Supplied entries.
--- Begin ---
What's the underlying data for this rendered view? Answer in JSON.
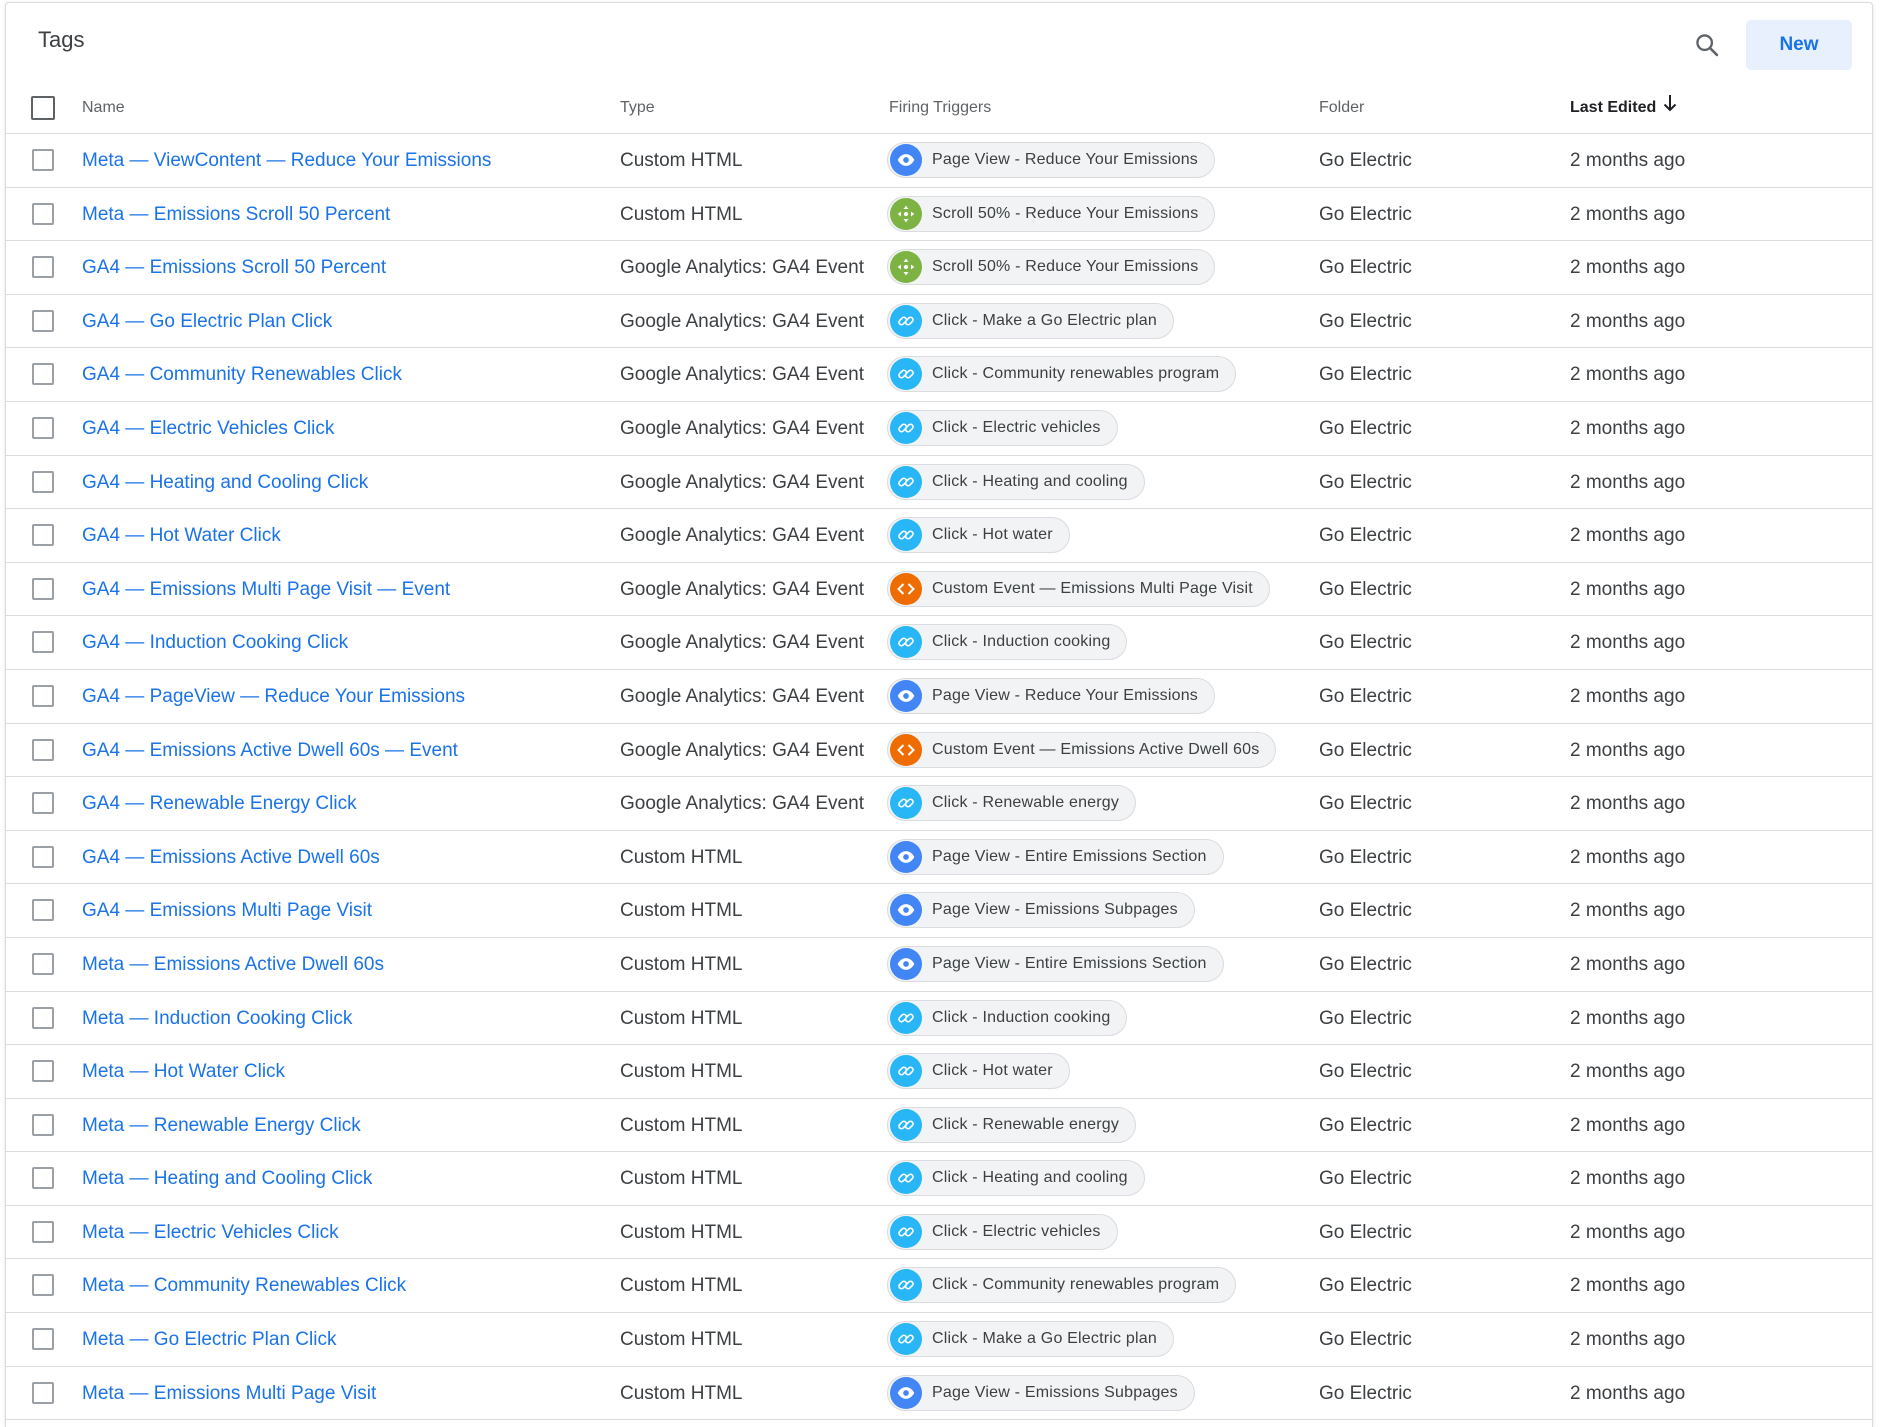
{
  "header": {
    "title": "Tags",
    "new_label": "New"
  },
  "colors": {
    "link": "#1a73e8",
    "pageview": "#4285f4",
    "scroll": "#7cb342",
    "click": "#29b6f6",
    "custom_event": "#ef6c00"
  },
  "columns": {
    "name": "Name",
    "type": "Type",
    "triggers": "Firing Triggers",
    "folder": "Folder",
    "edited": "Last Edited"
  },
  "rows": [
    {
      "name": "Meta — ViewContent — Reduce Your Emissions",
      "type": "Custom HTML",
      "trigger": "Page View - Reduce Your Emissions",
      "trigger_icon": "pageview",
      "folder": "Go Electric",
      "edited": "2 months ago"
    },
    {
      "name": "Meta — Emissions Scroll 50 Percent",
      "type": "Custom HTML",
      "trigger": "Scroll 50% - Reduce Your Emissions",
      "trigger_icon": "scroll",
      "folder": "Go Electric",
      "edited": "2 months ago"
    },
    {
      "name": "GA4 — Emissions Scroll 50 Percent",
      "type": "Google Analytics: GA4 Event",
      "trigger": "Scroll 50% - Reduce Your Emissions",
      "trigger_icon": "scroll",
      "folder": "Go Electric",
      "edited": "2 months ago"
    },
    {
      "name": "GA4 — Go Electric Plan Click",
      "type": "Google Analytics: GA4 Event",
      "trigger": "Click - Make a Go Electric plan",
      "trigger_icon": "click",
      "folder": "Go Electric",
      "edited": "2 months ago"
    },
    {
      "name": "GA4 — Community Renewables Click",
      "type": "Google Analytics: GA4 Event",
      "trigger": "Click - Community renewables program",
      "trigger_icon": "click",
      "folder": "Go Electric",
      "edited": "2 months ago"
    },
    {
      "name": "GA4 — Electric Vehicles Click",
      "type": "Google Analytics: GA4 Event",
      "trigger": "Click - Electric vehicles",
      "trigger_icon": "click",
      "folder": "Go Electric",
      "edited": "2 months ago"
    },
    {
      "name": "GA4 — Heating and Cooling Click",
      "type": "Google Analytics: GA4 Event",
      "trigger": "Click - Heating and cooling",
      "trigger_icon": "click",
      "folder": "Go Electric",
      "edited": "2 months ago"
    },
    {
      "name": "GA4 — Hot Water Click",
      "type": "Google Analytics: GA4 Event",
      "trigger": "Click - Hot water",
      "trigger_icon": "click",
      "folder": "Go Electric",
      "edited": "2 months ago"
    },
    {
      "name": "GA4 — Emissions Multi Page Visit — Event",
      "type": "Google Analytics: GA4 Event",
      "trigger": "Custom Event — Emissions Multi Page Visit",
      "trigger_icon": "custom_event",
      "folder": "Go Electric",
      "edited": "2 months ago"
    },
    {
      "name": "GA4 — Induction Cooking Click",
      "type": "Google Analytics: GA4 Event",
      "trigger": "Click - Induction cooking",
      "trigger_icon": "click",
      "folder": "Go Electric",
      "edited": "2 months ago"
    },
    {
      "name": "GA4 — PageView — Reduce Your Emissions",
      "type": "Google Analytics: GA4 Event",
      "trigger": "Page View - Reduce Your Emissions",
      "trigger_icon": "pageview",
      "folder": "Go Electric",
      "edited": "2 months ago"
    },
    {
      "name": "GA4 — Emissions Active Dwell 60s — Event",
      "type": "Google Analytics: GA4 Event",
      "trigger": "Custom Event — Emissions Active Dwell 60s",
      "trigger_icon": "custom_event",
      "folder": "Go Electric",
      "edited": "2 months ago"
    },
    {
      "name": "GA4 — Renewable Energy Click",
      "type": "Google Analytics: GA4 Event",
      "trigger": "Click - Renewable energy",
      "trigger_icon": "click",
      "folder": "Go Electric",
      "edited": "2 months ago"
    },
    {
      "name": "GA4 — Emissions Active Dwell 60s",
      "type": "Custom HTML",
      "trigger": "Page View - Entire Emissions Section",
      "trigger_icon": "pageview",
      "folder": "Go Electric",
      "edited": "2 months ago"
    },
    {
      "name": "GA4 — Emissions Multi Page Visit",
      "type": "Custom HTML",
      "trigger": "Page View - Emissions Subpages",
      "trigger_icon": "pageview",
      "folder": "Go Electric",
      "edited": "2 months ago"
    },
    {
      "name": "Meta — Emissions Active Dwell 60s",
      "type": "Custom HTML",
      "trigger": "Page View - Entire Emissions Section",
      "trigger_icon": "pageview",
      "folder": "Go Electric",
      "edited": "2 months ago"
    },
    {
      "name": "Meta — Induction Cooking Click",
      "type": "Custom HTML",
      "trigger": "Click - Induction cooking",
      "trigger_icon": "click",
      "folder": "Go Electric",
      "edited": "2 months ago"
    },
    {
      "name": "Meta — Hot Water Click",
      "type": "Custom HTML",
      "trigger": "Click - Hot water",
      "trigger_icon": "click",
      "folder": "Go Electric",
      "edited": "2 months ago"
    },
    {
      "name": "Meta — Renewable Energy Click",
      "type": "Custom HTML",
      "trigger": "Click - Renewable energy",
      "trigger_icon": "click",
      "folder": "Go Electric",
      "edited": "2 months ago"
    },
    {
      "name": "Meta — Heating and Cooling Click",
      "type": "Custom HTML",
      "trigger": "Click - Heating and cooling",
      "trigger_icon": "click",
      "folder": "Go Electric",
      "edited": "2 months ago"
    },
    {
      "name": "Meta — Electric Vehicles Click",
      "type": "Custom HTML",
      "trigger": "Click - Electric vehicles",
      "trigger_icon": "click",
      "folder": "Go Electric",
      "edited": "2 months ago"
    },
    {
      "name": "Meta — Community Renewables Click",
      "type": "Custom HTML",
      "trigger": "Click - Community renewables program",
      "trigger_icon": "click",
      "folder": "Go Electric",
      "edited": "2 months ago"
    },
    {
      "name": "Meta — Go Electric Plan Click",
      "type": "Custom HTML",
      "trigger": "Click - Make a Go Electric plan",
      "trigger_icon": "click",
      "folder": "Go Electric",
      "edited": "2 months ago"
    },
    {
      "name": "Meta — Emissions Multi Page Visit",
      "type": "Custom HTML",
      "trigger": "Page View - Emissions Subpages",
      "trigger_icon": "pageview",
      "folder": "Go Electric",
      "edited": "2 months ago"
    }
  ]
}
--- End ---
Request. The records above are to be restated exactly, without their pictures.

Result of this exercise.
What's the underlying data for this rendered view? Answer in JSON.
{
  "header": {
    "title": "Tags",
    "new_label": "New"
  },
  "colors": {
    "link": "#1a73e8",
    "pageview": "#4285f4",
    "scroll": "#7cb342",
    "click": "#29b6f6",
    "custom_event": "#ef6c00"
  },
  "columns": {
    "name": "Name",
    "type": "Type",
    "triggers": "Firing Triggers",
    "folder": "Folder",
    "edited": "Last Edited"
  },
  "rows": [
    {
      "name": "Meta — ViewContent — Reduce Your Emissions",
      "type": "Custom HTML",
      "trigger": "Page View - Reduce Your Emissions",
      "trigger_icon": "pageview",
      "folder": "Go Electric",
      "edited": "2 months ago"
    },
    {
      "name": "Meta — Emissions Scroll 50 Percent",
      "type": "Custom HTML",
      "trigger": "Scroll 50% - Reduce Your Emissions",
      "trigger_icon": "scroll",
      "folder": "Go Electric",
      "edited": "2 months ago"
    },
    {
      "name": "GA4 — Emissions Scroll 50 Percent",
      "type": "Google Analytics: GA4 Event",
      "trigger": "Scroll 50% - Reduce Your Emissions",
      "trigger_icon": "scroll",
      "folder": "Go Electric",
      "edited": "2 months ago"
    },
    {
      "name": "GA4 — Go Electric Plan Click",
      "type": "Google Analytics: GA4 Event",
      "trigger": "Click - Make a Go Electric plan",
      "trigger_icon": "click",
      "folder": "Go Electric",
      "edited": "2 months ago"
    },
    {
      "name": "GA4 — Community Renewables Click",
      "type": "Google Analytics: GA4 Event",
      "trigger": "Click - Community renewables program",
      "trigger_icon": "click",
      "folder": "Go Electric",
      "edited": "2 months ago"
    },
    {
      "name": "GA4 — Electric Vehicles Click",
      "type": "Google Analytics: GA4 Event",
      "trigger": "Click - Electric vehicles",
      "trigger_icon": "click",
      "folder": "Go Electric",
      "edited": "2 months ago"
    },
    {
      "name": "GA4 — Heating and Cooling Click",
      "type": "Google Analytics: GA4 Event",
      "trigger": "Click - Heating and cooling",
      "trigger_icon": "click",
      "folder": "Go Electric",
      "edited": "2 months ago"
    },
    {
      "name": "GA4 — Hot Water Click",
      "type": "Google Analytics: GA4 Event",
      "trigger": "Click - Hot water",
      "trigger_icon": "click",
      "folder": "Go Electric",
      "edited": "2 months ago"
    },
    {
      "name": "GA4 — Emissions Multi Page Visit — Event",
      "type": "Google Analytics: GA4 Event",
      "trigger": "Custom Event — Emissions Multi Page Visit",
      "trigger_icon": "custom_event",
      "folder": "Go Electric",
      "edited": "2 months ago"
    },
    {
      "name": "GA4 — Induction Cooking Click",
      "type": "Google Analytics: GA4 Event",
      "trigger": "Click - Induction cooking",
      "trigger_icon": "click",
      "folder": "Go Electric",
      "edited": "2 months ago"
    },
    {
      "name": "GA4 — PageView — Reduce Your Emissions",
      "type": "Google Analytics: GA4 Event",
      "trigger": "Page View - Reduce Your Emissions",
      "trigger_icon": "pageview",
      "folder": "Go Electric",
      "edited": "2 months ago"
    },
    {
      "name": "GA4 — Emissions Active Dwell 60s — Event",
      "type": "Google Analytics: GA4 Event",
      "trigger": "Custom Event — Emissions Active Dwell 60s",
      "trigger_icon": "custom_event",
      "folder": "Go Electric",
      "edited": "2 months ago"
    },
    {
      "name": "GA4 — Renewable Energy Click",
      "type": "Google Analytics: GA4 Event",
      "trigger": "Click - Renewable energy",
      "trigger_icon": "click",
      "folder": "Go Electric",
      "edited": "2 months ago"
    },
    {
      "name": "GA4 — Emissions Active Dwell 60s",
      "type": "Custom HTML",
      "trigger": "Page View - Entire Emissions Section",
      "trigger_icon": "pageview",
      "folder": "Go Electric",
      "edited": "2 months ago"
    },
    {
      "name": "GA4 — Emissions Multi Page Visit",
      "type": "Custom HTML",
      "trigger": "Page View - Emissions Subpages",
      "trigger_icon": "pageview",
      "folder": "Go Electric",
      "edited": "2 months ago"
    },
    {
      "name": "Meta — Emissions Active Dwell 60s",
      "type": "Custom HTML",
      "trigger": "Page View - Entire Emissions Section",
      "trigger_icon": "pageview",
      "folder": "Go Electric",
      "edited": "2 months ago"
    },
    {
      "name": "Meta — Induction Cooking Click",
      "type": "Custom HTML",
      "trigger": "Click - Induction cooking",
      "trigger_icon": "click",
      "folder": "Go Electric",
      "edited": "2 months ago"
    },
    {
      "name": "Meta — Hot Water Click",
      "type": "Custom HTML",
      "trigger": "Click - Hot water",
      "trigger_icon": "click",
      "folder": "Go Electric",
      "edited": "2 months ago"
    },
    {
      "name": "Meta — Renewable Energy Click",
      "type": "Custom HTML",
      "trigger": "Click - Renewable energy",
      "trigger_icon": "click",
      "folder": "Go Electric",
      "edited": "2 months ago"
    },
    {
      "name": "Meta — Heating and Cooling Click",
      "type": "Custom HTML",
      "trigger": "Click - Heating and cooling",
      "trigger_icon": "click",
      "folder": "Go Electric",
      "edited": "2 months ago"
    },
    {
      "name": "Meta — Electric Vehicles Click",
      "type": "Custom HTML",
      "trigger": "Click - Electric vehicles",
      "trigger_icon": "click",
      "folder": "Go Electric",
      "edited": "2 months ago"
    },
    {
      "name": "Meta — Community Renewables Click",
      "type": "Custom HTML",
      "trigger": "Click - Community renewables program",
      "trigger_icon": "click",
      "folder": "Go Electric",
      "edited": "2 months ago"
    },
    {
      "name": "Meta — Go Electric Plan Click",
      "type": "Custom HTML",
      "trigger": "Click - Make a Go Electric plan",
      "trigger_icon": "click",
      "folder": "Go Electric",
      "edited": "2 months ago"
    },
    {
      "name": "Meta — Emissions Multi Page Visit",
      "type": "Custom HTML",
      "trigger": "Page View - Emissions Subpages",
      "trigger_icon": "pageview",
      "folder": "Go Electric",
      "edited": "2 months ago"
    }
  ]
}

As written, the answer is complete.